**Part of a data file**
——————————

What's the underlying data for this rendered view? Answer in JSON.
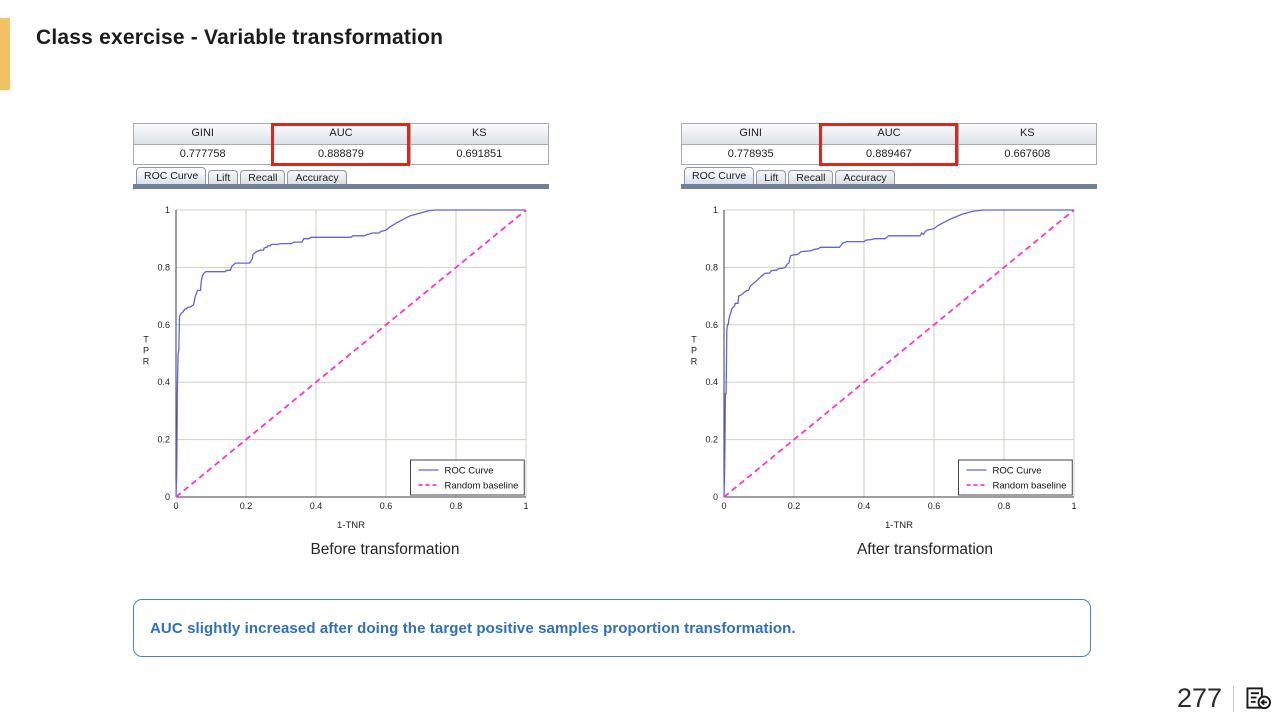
{
  "slide": {
    "title": "Class exercise - Variable transformation",
    "page_number": "277",
    "note": "AUC slightly increased after doing the target positive samples proportion transformation.",
    "accent_color": "#F2C163",
    "highlight_color": "#e2251a",
    "note_border_color": "#4e82c8",
    "note_text_color": "#2e6fbe",
    "footer_icon": "document-return-icon"
  },
  "panels": [
    {
      "id": "before",
      "caption": "Before transformation",
      "metrics": {
        "headers": [
          "GINI",
          "AUC",
          "KS"
        ],
        "values": [
          "0.777758",
          "0.888879",
          "0.691851"
        ],
        "highlighted_column": "AUC"
      },
      "tabs": [
        {
          "label": "ROC Curve",
          "active": true
        },
        {
          "label": "Lift",
          "active": false
        },
        {
          "label": "Recall",
          "active": false
        },
        {
          "label": "Accuracy",
          "active": false
        }
      ]
    },
    {
      "id": "after",
      "caption": "After transformation",
      "metrics": {
        "headers": [
          "GINI",
          "AUC",
          "KS"
        ],
        "values": [
          "0.778935",
          "0.889467",
          "0.667608"
        ],
        "highlighted_column": "AUC"
      },
      "tabs": [
        {
          "label": "ROC Curve",
          "active": true
        },
        {
          "label": "Lift",
          "active": false
        },
        {
          "label": "Recall",
          "active": false
        },
        {
          "label": "Accuracy",
          "active": false
        }
      ]
    }
  ],
  "chart_data": [
    {
      "type": "line",
      "title": "ROC curve before transformation",
      "xlabel": "1-TNR",
      "ylabel": "TPR",
      "xlim": [
        0,
        1
      ],
      "ylim": [
        0,
        1
      ],
      "xticks": [
        0,
        0.2,
        0.4,
        0.6,
        0.8,
        1
      ],
      "yticks": [
        0,
        0.2,
        0.4,
        0.6,
        0.8,
        1
      ],
      "grid": true,
      "legend_position": "lower right",
      "legend": [
        "ROC Curve",
        "Random baseline"
      ],
      "series": [
        {
          "name": "ROC Curve",
          "color": "#6262e0",
          "dash": false,
          "width": 1.3,
          "points": [
            [
              0,
              0
            ],
            [
              0.002,
              0.08
            ],
            [
              0.004,
              0.38
            ],
            [
              0.006,
              0.5
            ],
            [
              0.008,
              0.51
            ],
            [
              0.01,
              0.63
            ],
            [
              0.015,
              0.64
            ],
            [
              0.02,
              0.645
            ],
            [
              0.025,
              0.655
            ],
            [
              0.03,
              0.655
            ],
            [
              0.032,
              0.66
            ],
            [
              0.04,
              0.662
            ],
            [
              0.045,
              0.665
            ],
            [
              0.05,
              0.67
            ],
            [
              0.052,
              0.68
            ],
            [
              0.055,
              0.7
            ],
            [
              0.06,
              0.715
            ],
            [
              0.062,
              0.72
            ],
            [
              0.07,
              0.72
            ],
            [
              0.072,
              0.75
            ],
            [
              0.075,
              0.77
            ],
            [
              0.08,
              0.78
            ],
            [
              0.085,
              0.785
            ],
            [
              0.14,
              0.785
            ],
            [
              0.145,
              0.79
            ],
            [
              0.155,
              0.79
            ],
            [
              0.16,
              0.805
            ],
            [
              0.165,
              0.81
            ],
            [
              0.17,
              0.815
            ],
            [
              0.21,
              0.815
            ],
            [
              0.213,
              0.82
            ],
            [
              0.218,
              0.83
            ],
            [
              0.22,
              0.845
            ],
            [
              0.225,
              0.85
            ],
            [
              0.23,
              0.855
            ],
            [
              0.24,
              0.86
            ],
            [
              0.25,
              0.86
            ],
            [
              0.252,
              0.868
            ],
            [
              0.26,
              0.87
            ],
            [
              0.262,
              0.875
            ],
            [
              0.27,
              0.875
            ],
            [
              0.272,
              0.88
            ],
            [
              0.29,
              0.88
            ],
            [
              0.3,
              0.883
            ],
            [
              0.33,
              0.883
            ],
            [
              0.335,
              0.888
            ],
            [
              0.36,
              0.888
            ],
            [
              0.365,
              0.9
            ],
            [
              0.38,
              0.9
            ],
            [
              0.385,
              0.905
            ],
            [
              0.5,
              0.905
            ],
            [
              0.505,
              0.91
            ],
            [
              0.54,
              0.91
            ],
            [
              0.545,
              0.915
            ],
            [
              0.55,
              0.915
            ],
            [
              0.56,
              0.92
            ],
            [
              0.58,
              0.92
            ],
            [
              0.585,
              0.925
            ],
            [
              0.6,
              0.93
            ],
            [
              0.61,
              0.94
            ],
            [
              0.63,
              0.955
            ],
            [
              0.65,
              0.968
            ],
            [
              0.67,
              0.98
            ],
            [
              0.7,
              0.99
            ],
            [
              0.72,
              0.997
            ],
            [
              0.74,
              1.0
            ],
            [
              1.0,
              1.0
            ]
          ]
        },
        {
          "name": "Random baseline",
          "color": "#ff33cc",
          "dash": true,
          "width": 1.8,
          "points": [
            [
              0,
              0
            ],
            [
              1,
              1
            ]
          ]
        }
      ]
    },
    {
      "type": "line",
      "title": "ROC curve after transformation",
      "xlabel": "1-TNR",
      "ylabel": "TPR",
      "xlim": [
        0,
        1
      ],
      "ylim": [
        0,
        1
      ],
      "xticks": [
        0,
        0.2,
        0.4,
        0.6,
        0.8,
        1
      ],
      "yticks": [
        0,
        0.2,
        0.4,
        0.6,
        0.8,
        1
      ],
      "grid": true,
      "legend_position": "lower right",
      "legend": [
        "ROC Curve",
        "Random baseline"
      ],
      "series": [
        {
          "name": "ROC Curve",
          "color": "#6262e0",
          "dash": false,
          "width": 1.3,
          "points": [
            [
              0,
              0
            ],
            [
              0.002,
              0.1
            ],
            [
              0.004,
              0.36
            ],
            [
              0.006,
              0.36
            ],
            [
              0.008,
              0.58
            ],
            [
              0.01,
              0.6
            ],
            [
              0.012,
              0.6
            ],
            [
              0.014,
              0.62
            ],
            [
              0.016,
              0.63
            ],
            [
              0.02,
              0.645
            ],
            [
              0.022,
              0.655
            ],
            [
              0.025,
              0.66
            ],
            [
              0.03,
              0.665
            ],
            [
              0.032,
              0.675
            ],
            [
              0.04,
              0.675
            ],
            [
              0.042,
              0.7
            ],
            [
              0.05,
              0.705
            ],
            [
              0.055,
              0.71
            ],
            [
              0.06,
              0.715
            ],
            [
              0.065,
              0.72
            ],
            [
              0.07,
              0.72
            ],
            [
              0.075,
              0.735
            ],
            [
              0.08,
              0.74
            ],
            [
              0.09,
              0.75
            ],
            [
              0.1,
              0.762
            ],
            [
              0.11,
              0.772
            ],
            [
              0.115,
              0.778
            ],
            [
              0.12,
              0.78
            ],
            [
              0.13,
              0.78
            ],
            [
              0.135,
              0.788
            ],
            [
              0.14,
              0.79
            ],
            [
              0.15,
              0.79
            ],
            [
              0.155,
              0.795
            ],
            [
              0.17,
              0.798
            ],
            [
              0.175,
              0.8
            ],
            [
              0.18,
              0.81
            ],
            [
              0.185,
              0.815
            ],
            [
              0.19,
              0.84
            ],
            [
              0.195,
              0.843
            ],
            [
              0.21,
              0.845
            ],
            [
              0.215,
              0.85
            ],
            [
              0.22,
              0.855
            ],
            [
              0.25,
              0.858
            ],
            [
              0.255,
              0.862
            ],
            [
              0.27,
              0.865
            ],
            [
              0.275,
              0.87
            ],
            [
              0.33,
              0.87
            ],
            [
              0.335,
              0.878
            ],
            [
              0.34,
              0.885
            ],
            [
              0.35,
              0.89
            ],
            [
              0.4,
              0.89
            ],
            [
              0.405,
              0.895
            ],
            [
              0.42,
              0.897
            ],
            [
              0.43,
              0.9
            ],
            [
              0.46,
              0.9
            ],
            [
              0.465,
              0.905
            ],
            [
              0.47,
              0.91
            ],
            [
              0.56,
              0.91
            ],
            [
              0.565,
              0.92
            ],
            [
              0.57,
              0.915
            ],
            [
              0.575,
              0.925
            ],
            [
              0.58,
              0.93
            ],
            [
              0.6,
              0.935
            ],
            [
              0.61,
              0.945
            ],
            [
              0.63,
              0.958
            ],
            [
              0.65,
              0.97
            ],
            [
              0.68,
              0.985
            ],
            [
              0.71,
              0.995
            ],
            [
              0.74,
              1.0
            ],
            [
              1.0,
              1.0
            ]
          ]
        },
        {
          "name": "Random baseline",
          "color": "#ff33cc",
          "dash": true,
          "width": 1.8,
          "points": [
            [
              0,
              0
            ],
            [
              1,
              1
            ]
          ]
        }
      ]
    }
  ]
}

——————————

**Task details**
Every line of the listing that holds "title" is to be counted; give only the resulting number.

**Final result**
3